Below are records; print only the lines from the line containing "Parse this screenshot: output" to the end, both included, reproduced exactly and without the pictures.
----- Dataset entries
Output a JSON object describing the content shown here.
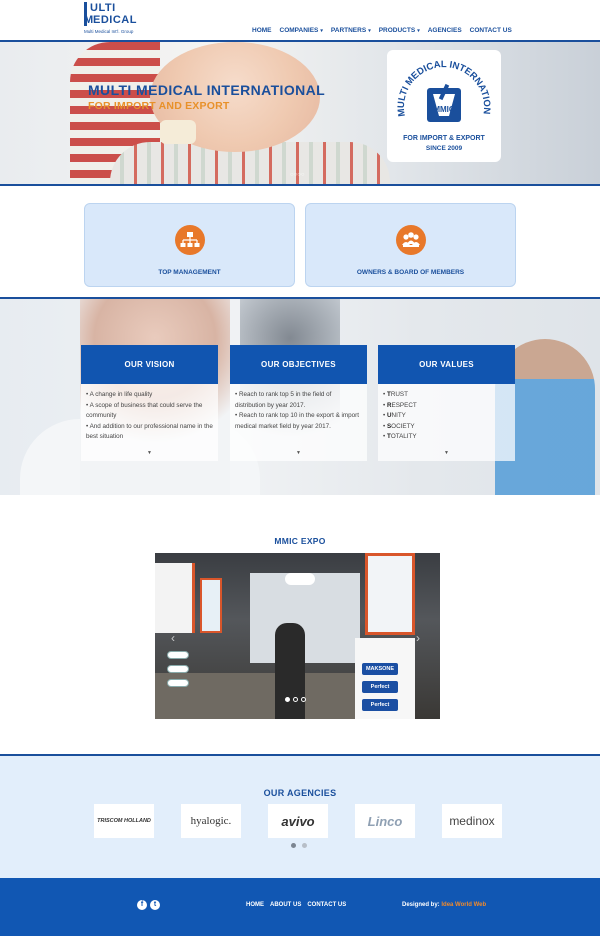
{
  "brand": {
    "logo_line1": "ULTI",
    "logo_line2": "EDICAL",
    "logo_m": "M",
    "logo_tagline": "Multi Medical Int'l. Group"
  },
  "nav": {
    "items": [
      {
        "label": "HOME",
        "dropdown": false
      },
      {
        "label": "COMPANIES",
        "dropdown": true
      },
      {
        "label": "PARTNERS",
        "dropdown": true
      },
      {
        "label": "PRODUCTS",
        "dropdown": true
      },
      {
        "label": "AGENCIES",
        "dropdown": false
      },
      {
        "label": "CONTACT US",
        "dropdown": false
      }
    ],
    "caret": "▾"
  },
  "hero": {
    "title": "MULTI MEDICAL INTERNATIONAL",
    "subtitle": "FOR IMPORT AND EXPORT",
    "badge": {
      "arc_text": "MULTI MEDICAL INTERNATIONAL CO.",
      "center": "MMIC",
      "line1": "FOR IMPORT & EXPORT",
      "line2": "SINCE 2009"
    },
    "dots": "○○○○"
  },
  "features": [
    {
      "label": "TOP MANAGEMENT",
      "icon": "org-chart-icon"
    },
    {
      "label": "OWNERS & BOARD OF MEMBERS",
      "icon": "people-icon"
    }
  ],
  "cards": {
    "vision": {
      "title": "OUR VISION",
      "items": [
        "• A change in life quality",
        "• A scope of business that could serve the community",
        "• And addition to our professional name in the best situation"
      ]
    },
    "objectives": {
      "title": "OUR OBJECTIVES",
      "items": [
        "• Reach to rank top 5 in the field of distribution by year 2017.",
        "• Reach to rank top 10 in the export & import medical market field by year 2017."
      ]
    },
    "values": {
      "title": "OUR VALUES",
      "items": [
        {
          "initial": "T",
          "rest": "RUST"
        },
        {
          "initial": "R",
          "rest": "ESPECT"
        },
        {
          "initial": "U",
          "rest": "NITY"
        },
        {
          "initial": "S",
          "rest": "OCIETY"
        },
        {
          "initial": "T",
          "rest": "OTALITY"
        }
      ]
    },
    "caret": "▼"
  },
  "expo": {
    "title": "MMIC EXPO",
    "signs": [
      "MAKSONE",
      "Perfect",
      "Perfect"
    ],
    "prev": "‹",
    "next": "›",
    "slides": 3,
    "active_slide": 1
  },
  "agencies": {
    "title": "OUR AGENCIES",
    "logos": [
      {
        "name": "TRISCOM HOLLAND",
        "color": "#222222"
      },
      {
        "name": "hyalogic.",
        "color": "#333333"
      },
      {
        "name": "avivo",
        "color": "#111111"
      },
      {
        "name": "Linco",
        "color": "#8fa0b3"
      },
      {
        "name": "medinox",
        "color": "#444444"
      }
    ],
    "active_page": 1
  },
  "footer": {
    "social": [
      {
        "name": "facebook-icon",
        "glyph": "f"
      },
      {
        "name": "twitter-icon",
        "glyph": "t"
      }
    ],
    "links": [
      "HOME",
      "ABOUT US",
      "CONTACT US"
    ],
    "designed_by": "Designed by:",
    "designer": "Idea World Web"
  },
  "colors": {
    "primary": "#1a4f9c",
    "card_head": "#1155b0",
    "accent": "#e8782a",
    "footer": "#1157b3"
  }
}
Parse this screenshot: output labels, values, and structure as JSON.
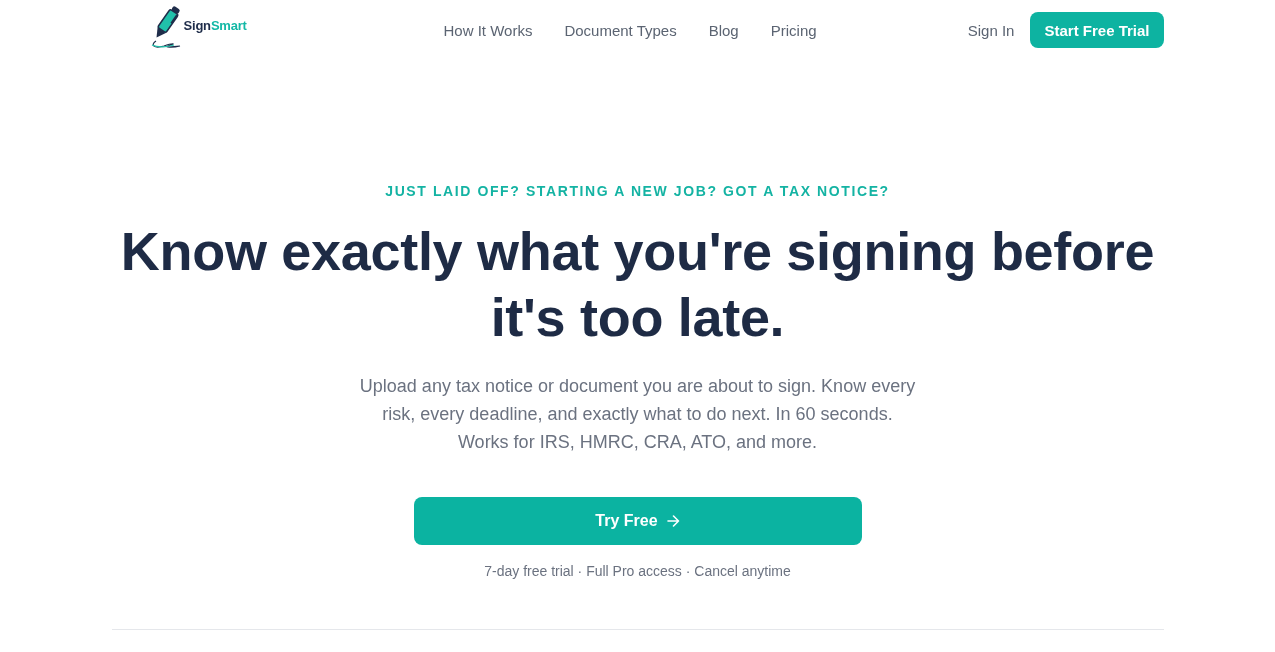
{
  "header": {
    "logo": {
      "name_parts": [
        "Sign",
        "Smart"
      ]
    },
    "nav_links": [
      "How It Works",
      "Document Types",
      "Blog",
      "Pricing"
    ],
    "sign_in": "Sign In",
    "cta": "Start Free Trial"
  },
  "hero": {
    "eyebrow": "JUST LAID OFF? STARTING A NEW JOB? GOT A TAX NOTICE?",
    "heading": "Know exactly what you're signing before it's too late.",
    "description": [
      "Upload any tax notice or document you are about to sign. Know every risk, every deadline, and exactly what to do next. In 60 seconds.",
      "Works for IRS, HMRC, CRA, ATO, and more."
    ],
    "button": "Try Free",
    "note": "7-day free trial · Full Pro access · Cancel anytime"
  }
}
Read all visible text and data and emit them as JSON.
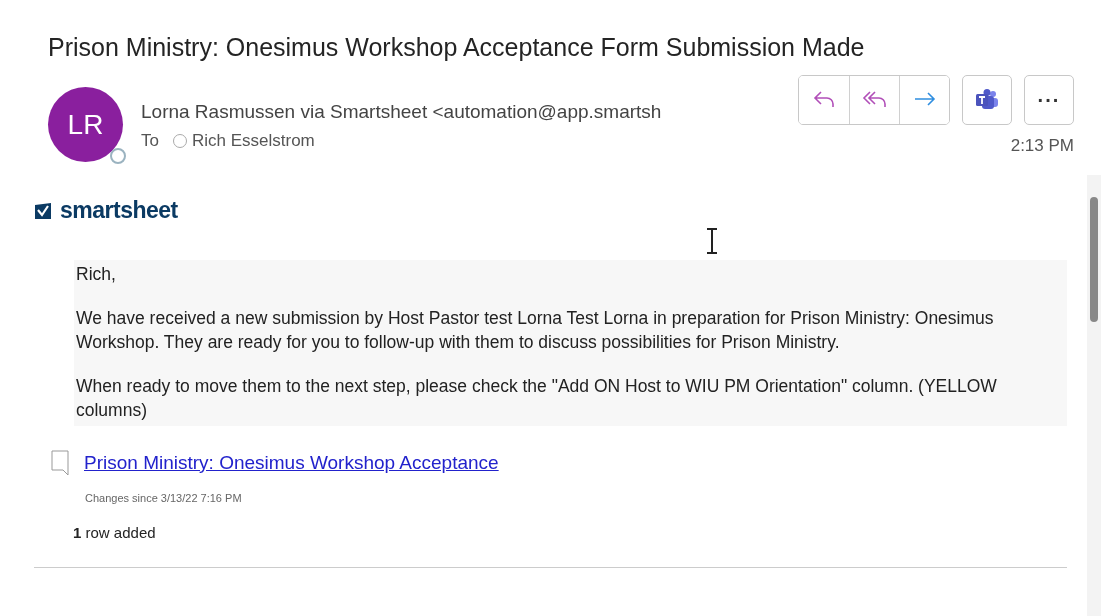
----------
> _Output for this task_:
Parse this screenshot: output labels, values, and structure as JSON.
{
  "header": {
    "logo": {
      "name_parts": [
        "Sign",
        "Smart"
      ]
    },
    "nav_links": [
      "How It Works",
      "Document Types",
      "Blog",
      "Pricing"
    ],
    "sign_in": "Sign In",
    "cta": "Start Free Trial"
  },
  "hero": {
    "eyebrow": "JUST LAID OFF? STARTING A NEW JOB? GOT A TAX NOTICE?",
    "heading": "Know exactly what you're signing before it's too late.",
    "description": [
      "Upload any tax notice or document you are about to sign. Know every risk, every deadline, and exactly what to do next. In 60 seconds.",
      "Works for IRS, HMRC, CRA, ATO, and more."
    ],
    "button": "Try Free",
    "note": "7-day free trial · Full Pro access · Cancel anytime"
  }
}
Read all visible text and data and emit them as JSON.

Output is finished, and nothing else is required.